> [What you will do]:
1 – In the blog post below, list every fault the defence lawyer alleges in this case.
2 – Copy the blog post below, everything from "Imagine if a" down to "his professional duties.", and swap each "lawyer" for "doctor".
===== Source extract
Ruminations

Blog dedicated primarily to randomly selected news items; comments reflecting personal perceptions

Wednesday, March 20, 2013

Imagine Justice, Taking Its Due Course

"I want to make it very clear that the defence position is this: the bias, lack of independence and partiality we allege in this case taints this officer's evidence from the outset and that includes the scene views, measurements, et cetera."
Natsis trial defence lawyer, Michael Edelson

Imagine if a lawyer was involved in a fatal accident and it was clear that the fault was with the lawyer driving the vehicle that plowed into another car. Imagine that lawyer behaving in an aggressively offensive manner toward the representative of law and order, the police officer who responded to the accident. Imagine that lawyer arguing the law and his Constitutional rights to the police constable, and what the result would be. The lawyer, teaching the police officer how he should be reacting to the situation, how he should be dispatching his professional duties.
==========
===== Entries supplied
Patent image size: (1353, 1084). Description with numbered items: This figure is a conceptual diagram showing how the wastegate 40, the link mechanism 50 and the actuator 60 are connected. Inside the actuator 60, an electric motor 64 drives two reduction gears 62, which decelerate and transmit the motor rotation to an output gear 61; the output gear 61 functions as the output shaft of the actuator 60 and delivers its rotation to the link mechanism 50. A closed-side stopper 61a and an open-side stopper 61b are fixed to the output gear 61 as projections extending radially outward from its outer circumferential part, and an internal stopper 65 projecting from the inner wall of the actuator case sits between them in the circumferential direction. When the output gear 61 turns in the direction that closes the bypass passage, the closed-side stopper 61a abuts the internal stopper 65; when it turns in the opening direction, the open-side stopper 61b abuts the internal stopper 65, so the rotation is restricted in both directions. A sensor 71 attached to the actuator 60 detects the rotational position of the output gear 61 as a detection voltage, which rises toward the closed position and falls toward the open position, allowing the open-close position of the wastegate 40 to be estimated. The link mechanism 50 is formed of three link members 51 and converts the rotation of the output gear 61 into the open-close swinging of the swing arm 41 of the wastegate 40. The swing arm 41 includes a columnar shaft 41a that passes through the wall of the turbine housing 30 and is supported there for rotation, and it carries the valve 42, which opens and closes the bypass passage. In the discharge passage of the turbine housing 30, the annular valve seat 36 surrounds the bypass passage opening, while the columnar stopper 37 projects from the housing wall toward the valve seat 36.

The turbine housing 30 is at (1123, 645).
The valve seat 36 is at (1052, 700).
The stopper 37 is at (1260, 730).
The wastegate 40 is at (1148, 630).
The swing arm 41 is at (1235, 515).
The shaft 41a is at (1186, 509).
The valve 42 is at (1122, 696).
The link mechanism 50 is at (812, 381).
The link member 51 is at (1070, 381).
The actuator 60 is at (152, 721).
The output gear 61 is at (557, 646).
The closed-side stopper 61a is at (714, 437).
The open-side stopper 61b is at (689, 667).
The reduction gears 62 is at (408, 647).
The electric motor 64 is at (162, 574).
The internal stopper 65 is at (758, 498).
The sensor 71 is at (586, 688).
==========
> [Answers to the exercises]:
1 – bias, lack of independence, partiality

2 –
Imagine if a doctor was involved in a fatal accident and it was clear that the fault was with the doctor driving the vehicle that plowed into another car. Imagine that doctor behaving in an aggressively offensive manner toward the representative of law and order, the police officer who responded to the accident. Imagine that doctor arguing the law and his Constitutional rights to the police constable, and what the result would be. The doctor, teaching the police officer how he should be reacting to the situation, how he should be dispatching his professional duties.